=== STUK UIT PAGINA ===

---------------

Op 10 mei is het precies 484 jaar geleden dat het Wederdopersoproer plaatsvond. De wederdopers verwachtten in 1535 dat God zijn hemels rijk zou vestigen in Amsterdam. Met geweld probeerden zij dit af te dwingen.
‘Ik zag uit de hemel een heilige stad naar beneden komen, het nieuwe Jeruzalem. Die stad kwam bij God vandaan. De stad was helemaal van goud gemaakt, zo zuiver en glanzend als glas. De Heer, de machtige God, is zelf in de stad, samen met het lam.’ Openbaring 21.
In het laatste boek van de Bijbel wordt voorspeld dat God en Jezus Christus uit de hemel zullen neerdalen om op aarde in een stad van goud te gaan wonen. De wederdopers denken eerst dat met deze stad het Duitse Münster bedoeld wordt. Maar als God daar ook na een half jaar nog niet is neergedaald beginnen ze te twijfelen. Ze komen tot de conclusie dat Amsterdam de stad is die ze moeten hebben. Amsterdam is het Nieuwe Jeruzalem.

---------------

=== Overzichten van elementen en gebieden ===
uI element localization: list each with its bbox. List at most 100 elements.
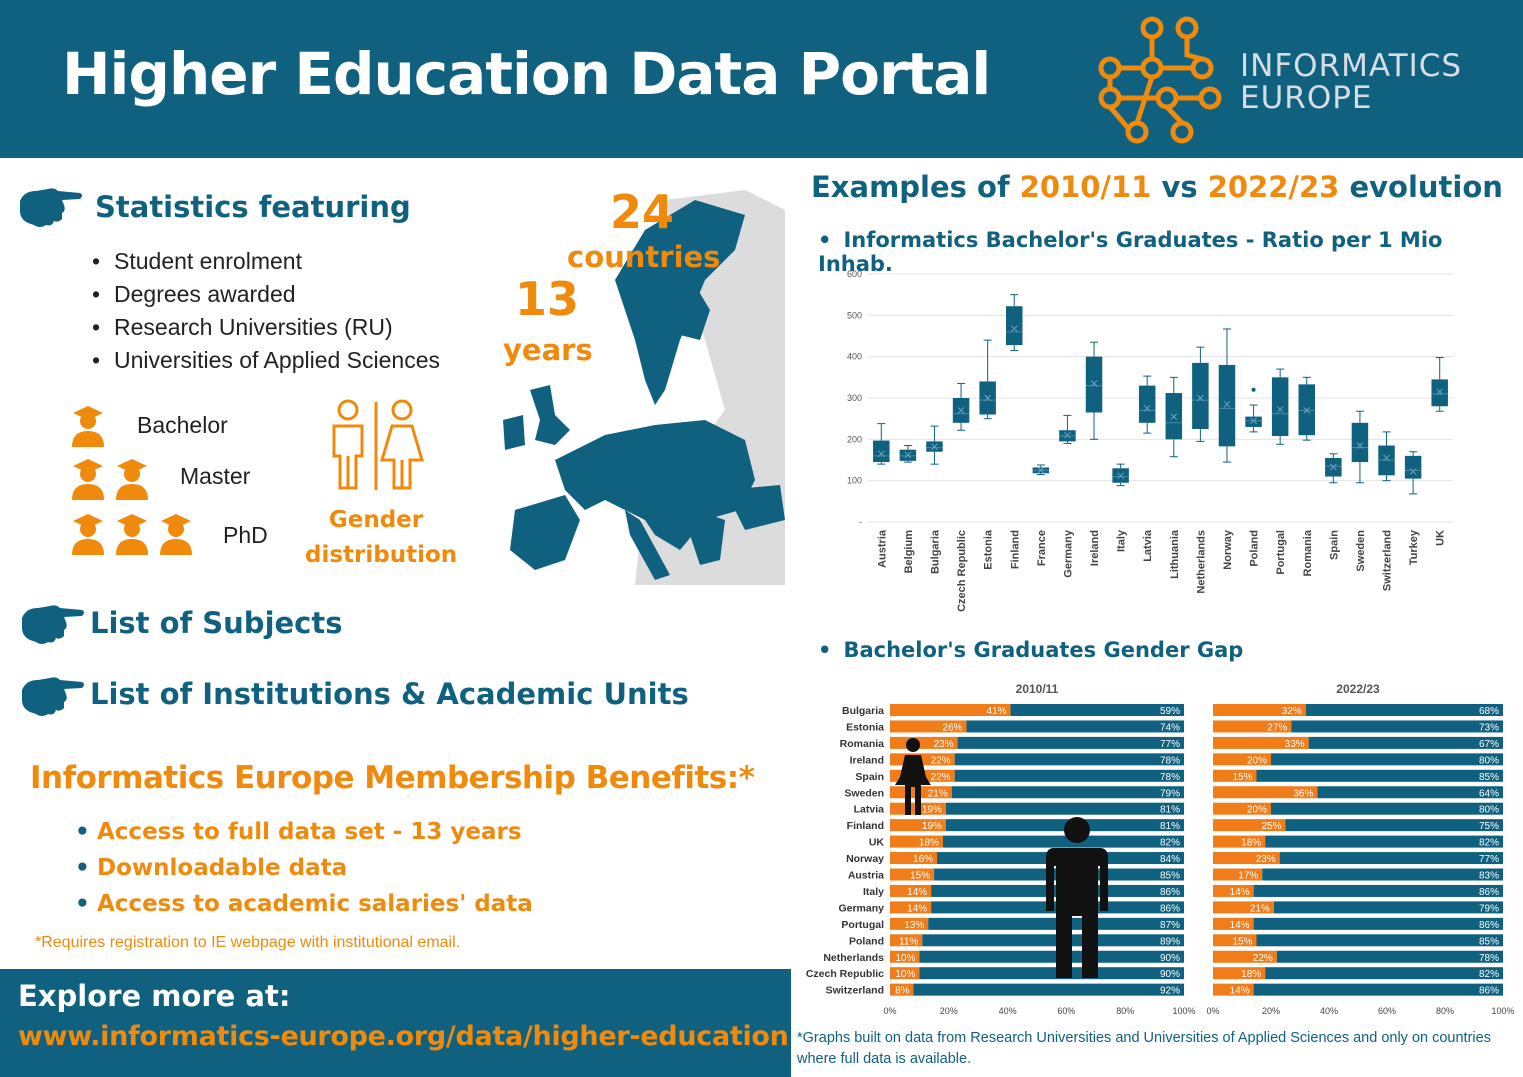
- box: [1192, 362, 1209, 429]
- box-mean-marker: [1303, 407, 1311, 414]
- box: [1271, 377, 1289, 437]
- box-plot-chart: - 100 200 300 400 500 600 Austria Belgium Bulgari…: [847, 269, 1453, 612]
- europe-map-image: [503, 190, 785, 585]
- bar-male: [945, 819, 1184, 832]
- pointing-hand-icon: [20, 188, 82, 227]
- bachelor-label: Bachelor: [137, 412, 228, 438]
- bar-male: [1265, 835, 1503, 848]
- bar-male: [942, 835, 1184, 848]
- bar-female: [890, 720, 967, 733]
- institutions-link[interactable]: List of Institutions & Academic Units: [90, 677, 689, 711]
- box: [1218, 364, 1236, 447]
- bar-chart-title: 2010/11: [1016, 682, 1059, 696]
- header-banner: Higher Education Data Portal INFORMATICS…: [0, 0, 1523, 158]
- bar-value-label: 20%: [1247, 755, 1267, 766]
- x-tick-label: 20%: [940, 1006, 958, 1016]
- bar-value-label: 78%: [1479, 953, 1499, 964]
- bar-female: [1213, 917, 1254, 930]
- y-tick-label: 300: [847, 393, 862, 403]
- bar-female: [1213, 819, 1286, 832]
- box: [1085, 356, 1103, 413]
- bar-male: [1256, 769, 1503, 782]
- years-label: years: [503, 333, 593, 367]
- bar-value-label: 83%: [1479, 871, 1499, 882]
- bar-value-label: 79%: [1479, 903, 1499, 914]
- graduate-icon: [72, 459, 104, 500]
- bar-value-label: 14%: [907, 887, 927, 898]
- bar-male: [966, 720, 1184, 733]
- list-item: Research Universities (RU): [92, 311, 440, 344]
- x-tick-label: Finland: [1009, 530, 1021, 569]
- bar-value-label: 10%: [895, 969, 915, 980]
- bar-male: [1271, 753, 1503, 766]
- bar-male: [954, 753, 1184, 766]
- box-mean-marker: [1010, 325, 1018, 332]
- x-tick-label: Belgium: [903, 530, 915, 574]
- bar-value-label: 86%: [1160, 887, 1180, 898]
- category-label: Norway: [846, 853, 884, 865]
- bar-value-label: 8%: [895, 986, 910, 997]
- box-mean-marker: [1090, 380, 1098, 387]
- bar-value-label: 36%: [1293, 788, 1313, 799]
- countries-label: countries: [567, 240, 721, 274]
- bar-female: [1213, 934, 1257, 947]
- bar-male: [1253, 917, 1503, 930]
- bar-value-label: 15%: [1232, 936, 1252, 947]
- bar-female: [890, 917, 929, 930]
- bar-male: [957, 736, 1184, 749]
- bar-value-label: 74%: [1160, 722, 1180, 733]
- bar-value-label: 17%: [1238, 871, 1258, 882]
- x-tick-label: UK: [1435, 530, 1447, 546]
- box-mean-marker: [984, 394, 992, 402]
- box: [1006, 306, 1023, 346]
- explore-url-link[interactable]: www.informatics-europe.org/data/higher-e…: [18, 1021, 789, 1052]
- bar-value-label: 67%: [1479, 739, 1499, 750]
- chart2-title: • Bachelor's Graduates Gender Gap: [818, 638, 1244, 662]
- box-mean-marker: [1329, 463, 1337, 471]
- box-mean-marker: [904, 451, 912, 459]
- examples-prefix: Examples of: [811, 170, 1020, 204]
- bar-male: [1291, 720, 1503, 733]
- phd-graduate-icons: [70, 511, 202, 560]
- category-label: Estonia: [846, 721, 884, 733]
- subjects-link[interactable]: List of Subjects: [90, 606, 343, 640]
- x-tick-label: Poland: [1249, 530, 1261, 567]
- x-tick-label: Austria: [876, 529, 888, 568]
- bar-male: [1317, 786, 1503, 799]
- bar-male: [1253, 884, 1503, 897]
- examples-year1: 2010/11: [1019, 170, 1152, 204]
- statistics-list: Student enrolment Degrees awarded Resear…: [92, 245, 440, 377]
- bar-value-label: 79%: [1160, 788, 1180, 799]
- bar-value-label: 23%: [1256, 854, 1276, 865]
- bachelor-graduate-icons: [70, 403, 114, 452]
- box-mean-marker: [1064, 431, 1071, 439]
- bar-female: [890, 934, 923, 947]
- bar-value-label: 87%: [1160, 920, 1180, 931]
- bar-value-label: 21%: [928, 788, 948, 799]
- bar-value-label: 22%: [931, 755, 951, 766]
- x-tick-label: Latvia: [1142, 529, 1154, 562]
- bar-value-label: 64%: [1479, 788, 1499, 799]
- bar-value-label: 23%: [934, 739, 954, 750]
- bar-value-label: 78%: [1160, 772, 1180, 783]
- bar-value-label: 21%: [1250, 903, 1270, 914]
- bar-male: [945, 802, 1184, 815]
- bar-value-label: 14%: [907, 903, 927, 914]
- examples-suffix: evolution: [1339, 170, 1503, 204]
- bar-male: [913, 983, 1184, 996]
- logo-line2: EUROPE: [1240, 80, 1373, 116]
- box-mean-marker: [1250, 417, 1257, 425]
- phd-label: PhD: [223, 522, 268, 548]
- x-tick-label: Germany: [1062, 529, 1074, 578]
- bar-value-label: 27%: [1267, 722, 1287, 733]
- chart1-title: • Informatics Bachelor's Graduates - Rati…: [818, 228, 1443, 276]
- bar-male: [1010, 704, 1184, 716]
- bar-male: [1265, 967, 1503, 980]
- bar-male: [919, 950, 1184, 963]
- bar-female: [890, 868, 935, 881]
- gender-gap-chart-2010: 2010/11 0% 20% 40% 60% 80% 100% Bulgaria 41% 59% E…: [806, 682, 1196, 1016]
- list-item: Student enrolment: [92, 245, 440, 278]
- examples-year2: 2022/23: [1207, 170, 1340, 204]
- box: [1404, 455, 1422, 479]
- bar-female: [1213, 704, 1306, 716]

---------------

=== TE DOEN ===
A. Geef uit de gegevens de regels vanaf de regel met "- box: [1192, 362, 1209, 429]" tot en met de regel met "- bar-female: [890, 720, 967, 733]", zonder er iets aan te veranderen.
B. Ga verder met de tekst over het Wederdopersoproer, te beginnen na de laatste zin.
De tekst over het Wederdopersoproer en de gegevens hebben niets met elkaar te maken.

=== OPGELOSTE OPGAVEN ===
A.
- box: [1192, 362, 1209, 429]
- box-mean-marker: [1303, 407, 1311, 414]
- box: [1271, 377, 1289, 437]
- box-plot-chart: - 100 200 300 400 500 600 Austria Belgium Bulgari…: [847, 269, 1453, 612]
- europe-map-image: [503, 190, 785, 585]
- bar-male: [945, 819, 1184, 832]
- pointing-hand-icon: [20, 188, 82, 227]
- bachelor-label: Bachelor: [137, 412, 228, 438]
- bar-male: [1265, 835, 1503, 848]
- bar-male: [942, 835, 1184, 848]
- bar-female: [890, 720, 967, 733]

B.
Maarten Luther
De sekte der wederdopers ontstaat rond 1520 in het Zwitserse Zürich. Het is een periode dat het flink rommelt binnen het christelijke Europa. De vijandige Turken zijn tot aan Wenen binnengedrongen en de katholieke kerk bevindt zich in een diepe crisis. Maarten Luther heeft een paar jaar daarvoor een uitgebreid traktaat vol aantijgingen gepubliceerd dat van de traditionele rooms-katholieke gebruiken geen spaan heel laat. Het is het begin van het protestantisme. De wederdopers gaan nog een stapje verder dan dit Luthers protestantisme. Zo vinden zij dat alleen een volwassene oprecht kan geloven en dat je dus als volwassene pas gedoopt moet worden. Maar ook zijn zij ervan overtuigd dat het einde der tijden is gekomen. En dat Jezus Christus spoedig vanuit de hemel op aarde zal neerdalen om recht te spreken over de doden en de levenden. Daarna zal alleen voor de uitverkorenen nog plek zijn in dit nieuwe hemels koninkrijk op aarde. En om tot die uitverkorenen te behoren dien je als volwassene opnieuw gedoopt te worden. Dit wederdopen wordt door de heersende machten beschouwd als ketters, en dus bestraft met de doodstraf.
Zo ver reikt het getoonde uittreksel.